Determine how many lines in the data below contain "minus" and write only that number.
─── Dataset excerpts
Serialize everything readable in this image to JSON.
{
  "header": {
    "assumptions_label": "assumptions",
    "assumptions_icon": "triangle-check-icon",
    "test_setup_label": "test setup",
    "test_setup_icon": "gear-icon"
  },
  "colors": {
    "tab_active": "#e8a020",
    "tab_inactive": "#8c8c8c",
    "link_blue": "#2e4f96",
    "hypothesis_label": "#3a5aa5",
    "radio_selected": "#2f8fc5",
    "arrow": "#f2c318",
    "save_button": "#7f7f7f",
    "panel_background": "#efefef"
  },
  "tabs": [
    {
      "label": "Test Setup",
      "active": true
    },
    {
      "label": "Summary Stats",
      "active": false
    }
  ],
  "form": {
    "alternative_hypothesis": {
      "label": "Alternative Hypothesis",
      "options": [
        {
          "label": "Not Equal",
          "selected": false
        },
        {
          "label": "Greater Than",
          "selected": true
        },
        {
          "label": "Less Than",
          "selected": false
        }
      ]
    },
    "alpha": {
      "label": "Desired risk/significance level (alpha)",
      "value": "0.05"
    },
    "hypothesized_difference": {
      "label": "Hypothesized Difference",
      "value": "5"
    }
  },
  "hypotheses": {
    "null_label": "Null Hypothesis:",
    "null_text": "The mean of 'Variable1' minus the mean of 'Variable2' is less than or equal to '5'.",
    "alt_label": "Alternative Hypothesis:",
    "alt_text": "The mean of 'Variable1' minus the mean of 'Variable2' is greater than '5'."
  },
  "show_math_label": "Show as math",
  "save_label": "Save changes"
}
──────
─── Dataset excerpts
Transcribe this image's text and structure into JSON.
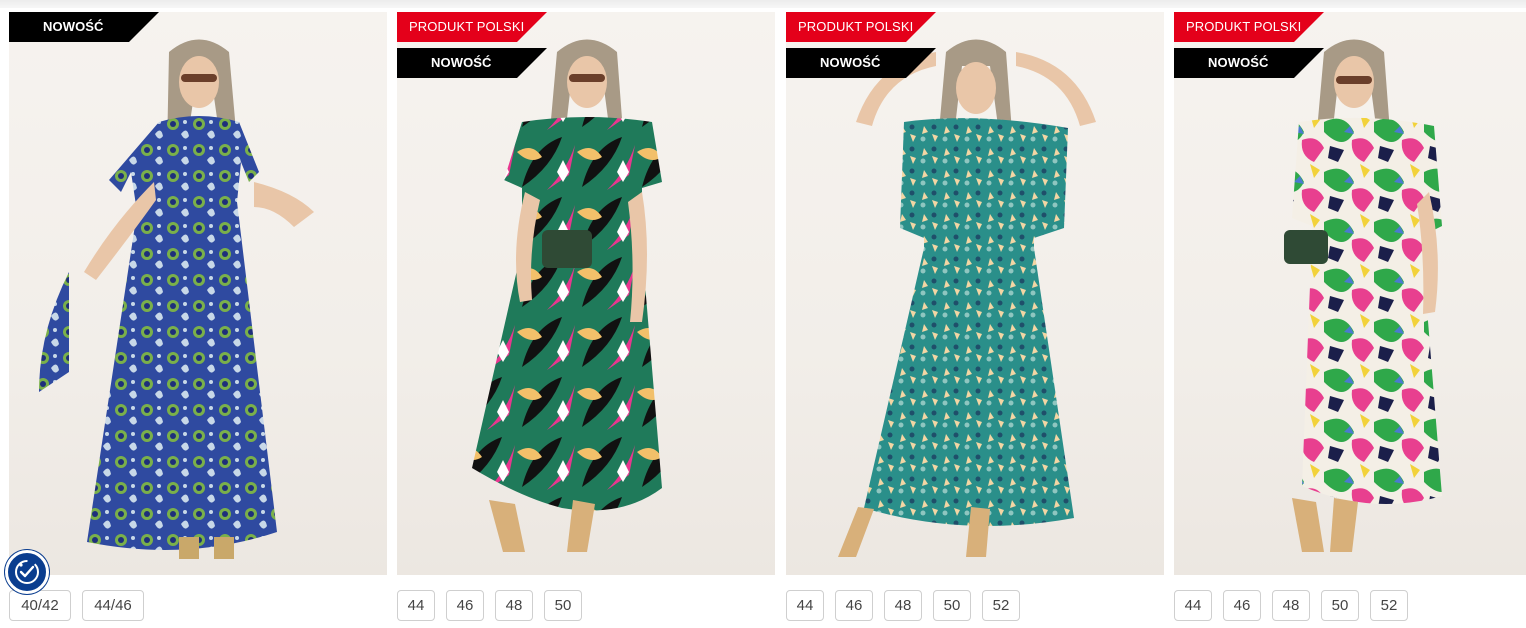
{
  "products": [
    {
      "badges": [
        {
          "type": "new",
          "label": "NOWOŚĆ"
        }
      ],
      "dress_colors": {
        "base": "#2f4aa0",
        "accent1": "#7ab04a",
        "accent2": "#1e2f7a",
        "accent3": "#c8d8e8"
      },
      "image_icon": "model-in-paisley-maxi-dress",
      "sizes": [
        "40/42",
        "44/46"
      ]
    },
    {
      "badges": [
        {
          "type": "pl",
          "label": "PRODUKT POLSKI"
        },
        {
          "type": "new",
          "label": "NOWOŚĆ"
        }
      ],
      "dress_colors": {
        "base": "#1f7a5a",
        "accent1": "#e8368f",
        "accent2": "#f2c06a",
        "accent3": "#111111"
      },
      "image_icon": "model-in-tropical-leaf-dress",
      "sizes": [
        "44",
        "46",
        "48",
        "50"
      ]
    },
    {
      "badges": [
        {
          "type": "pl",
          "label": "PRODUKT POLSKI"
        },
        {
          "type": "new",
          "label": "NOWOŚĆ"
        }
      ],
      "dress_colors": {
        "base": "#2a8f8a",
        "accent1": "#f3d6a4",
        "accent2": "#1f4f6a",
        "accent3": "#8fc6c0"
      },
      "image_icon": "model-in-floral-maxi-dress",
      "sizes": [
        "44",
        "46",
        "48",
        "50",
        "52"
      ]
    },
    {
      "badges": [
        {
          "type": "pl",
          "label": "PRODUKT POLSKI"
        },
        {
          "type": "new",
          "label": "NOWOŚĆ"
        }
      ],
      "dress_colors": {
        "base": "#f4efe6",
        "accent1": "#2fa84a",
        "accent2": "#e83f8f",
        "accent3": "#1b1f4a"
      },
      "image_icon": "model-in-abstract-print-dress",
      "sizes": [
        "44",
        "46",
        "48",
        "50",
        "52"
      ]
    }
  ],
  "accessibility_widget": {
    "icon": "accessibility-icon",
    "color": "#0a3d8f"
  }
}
──────
» Solution to this exercise
2